[START Material to process]
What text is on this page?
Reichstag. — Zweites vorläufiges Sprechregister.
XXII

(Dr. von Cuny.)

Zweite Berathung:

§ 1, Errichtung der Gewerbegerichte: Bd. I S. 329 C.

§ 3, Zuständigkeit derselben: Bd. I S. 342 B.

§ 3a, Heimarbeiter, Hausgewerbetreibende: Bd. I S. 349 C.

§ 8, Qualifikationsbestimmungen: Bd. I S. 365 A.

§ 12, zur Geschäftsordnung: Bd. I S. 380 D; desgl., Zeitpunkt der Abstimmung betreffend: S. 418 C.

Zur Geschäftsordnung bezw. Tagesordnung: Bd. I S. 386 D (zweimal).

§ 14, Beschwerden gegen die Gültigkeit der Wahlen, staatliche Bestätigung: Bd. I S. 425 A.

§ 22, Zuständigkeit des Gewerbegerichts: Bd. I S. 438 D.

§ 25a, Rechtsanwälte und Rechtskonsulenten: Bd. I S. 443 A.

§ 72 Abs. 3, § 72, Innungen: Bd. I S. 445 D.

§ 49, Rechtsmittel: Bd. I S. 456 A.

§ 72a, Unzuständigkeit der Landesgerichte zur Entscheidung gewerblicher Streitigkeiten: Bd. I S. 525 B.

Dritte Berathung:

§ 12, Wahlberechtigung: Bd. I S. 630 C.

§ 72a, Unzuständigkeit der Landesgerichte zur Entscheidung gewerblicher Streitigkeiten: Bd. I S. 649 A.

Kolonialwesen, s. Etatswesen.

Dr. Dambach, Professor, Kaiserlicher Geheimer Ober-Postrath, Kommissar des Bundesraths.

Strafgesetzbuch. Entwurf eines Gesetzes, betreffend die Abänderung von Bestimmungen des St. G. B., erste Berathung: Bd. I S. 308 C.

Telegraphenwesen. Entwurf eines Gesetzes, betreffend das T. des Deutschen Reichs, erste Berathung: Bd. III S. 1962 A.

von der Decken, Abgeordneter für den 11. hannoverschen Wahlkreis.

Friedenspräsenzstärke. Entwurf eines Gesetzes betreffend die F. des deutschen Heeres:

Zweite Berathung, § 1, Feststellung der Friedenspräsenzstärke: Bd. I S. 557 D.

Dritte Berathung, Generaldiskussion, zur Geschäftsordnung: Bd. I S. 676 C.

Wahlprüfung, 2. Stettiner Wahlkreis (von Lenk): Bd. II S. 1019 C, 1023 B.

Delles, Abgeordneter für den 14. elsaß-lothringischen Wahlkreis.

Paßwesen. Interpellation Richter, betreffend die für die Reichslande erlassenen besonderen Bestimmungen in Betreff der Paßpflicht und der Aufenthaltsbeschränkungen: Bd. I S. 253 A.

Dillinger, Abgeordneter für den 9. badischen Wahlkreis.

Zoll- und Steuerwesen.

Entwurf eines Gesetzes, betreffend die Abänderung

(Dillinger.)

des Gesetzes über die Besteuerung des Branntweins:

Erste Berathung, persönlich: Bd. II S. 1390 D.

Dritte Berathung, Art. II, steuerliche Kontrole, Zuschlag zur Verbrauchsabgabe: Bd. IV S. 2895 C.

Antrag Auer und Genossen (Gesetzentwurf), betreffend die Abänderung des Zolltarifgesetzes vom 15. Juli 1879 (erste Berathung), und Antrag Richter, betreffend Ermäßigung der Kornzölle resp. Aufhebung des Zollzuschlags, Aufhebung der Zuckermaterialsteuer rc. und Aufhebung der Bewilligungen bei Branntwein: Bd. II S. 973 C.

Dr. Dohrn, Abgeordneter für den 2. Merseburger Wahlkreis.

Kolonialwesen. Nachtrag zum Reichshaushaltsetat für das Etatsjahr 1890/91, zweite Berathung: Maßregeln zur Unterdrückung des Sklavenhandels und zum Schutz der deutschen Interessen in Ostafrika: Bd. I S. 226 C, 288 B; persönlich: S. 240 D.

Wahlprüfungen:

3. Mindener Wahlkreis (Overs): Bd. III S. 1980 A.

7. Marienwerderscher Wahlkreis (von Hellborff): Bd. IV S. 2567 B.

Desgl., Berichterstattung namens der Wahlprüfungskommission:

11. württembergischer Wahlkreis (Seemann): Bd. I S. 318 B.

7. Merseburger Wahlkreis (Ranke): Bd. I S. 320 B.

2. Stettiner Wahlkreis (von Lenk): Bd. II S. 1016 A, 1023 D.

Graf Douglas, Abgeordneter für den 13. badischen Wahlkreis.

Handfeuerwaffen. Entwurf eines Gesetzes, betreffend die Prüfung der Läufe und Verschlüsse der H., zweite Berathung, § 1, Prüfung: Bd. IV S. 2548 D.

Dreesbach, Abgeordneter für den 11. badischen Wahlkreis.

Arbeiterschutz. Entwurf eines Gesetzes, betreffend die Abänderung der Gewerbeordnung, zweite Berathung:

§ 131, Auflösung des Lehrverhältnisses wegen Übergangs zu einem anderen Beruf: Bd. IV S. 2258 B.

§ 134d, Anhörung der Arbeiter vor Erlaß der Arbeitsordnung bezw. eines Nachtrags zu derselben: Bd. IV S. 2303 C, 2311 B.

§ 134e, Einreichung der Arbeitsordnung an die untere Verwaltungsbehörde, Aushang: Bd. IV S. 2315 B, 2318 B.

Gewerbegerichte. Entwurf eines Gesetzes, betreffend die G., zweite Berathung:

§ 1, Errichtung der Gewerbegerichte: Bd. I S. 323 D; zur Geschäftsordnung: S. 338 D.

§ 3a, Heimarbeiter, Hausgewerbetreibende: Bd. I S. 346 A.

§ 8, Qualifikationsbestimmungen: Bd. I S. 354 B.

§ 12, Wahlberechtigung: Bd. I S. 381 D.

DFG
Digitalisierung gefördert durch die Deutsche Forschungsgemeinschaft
[END Material to process]
_Exercise objective_:
Filter for "Friedenspräsenzstärke". Return all lines that hold it.

_Right answer_:
Friedenspräsenzstärke. Entwurf eines Gesetzes betreffend die F. des deutschen Heeres:
Zweite Berathung, § 1, Feststellung der Friedenspräsenzstärke: Bd. I S. 557 D.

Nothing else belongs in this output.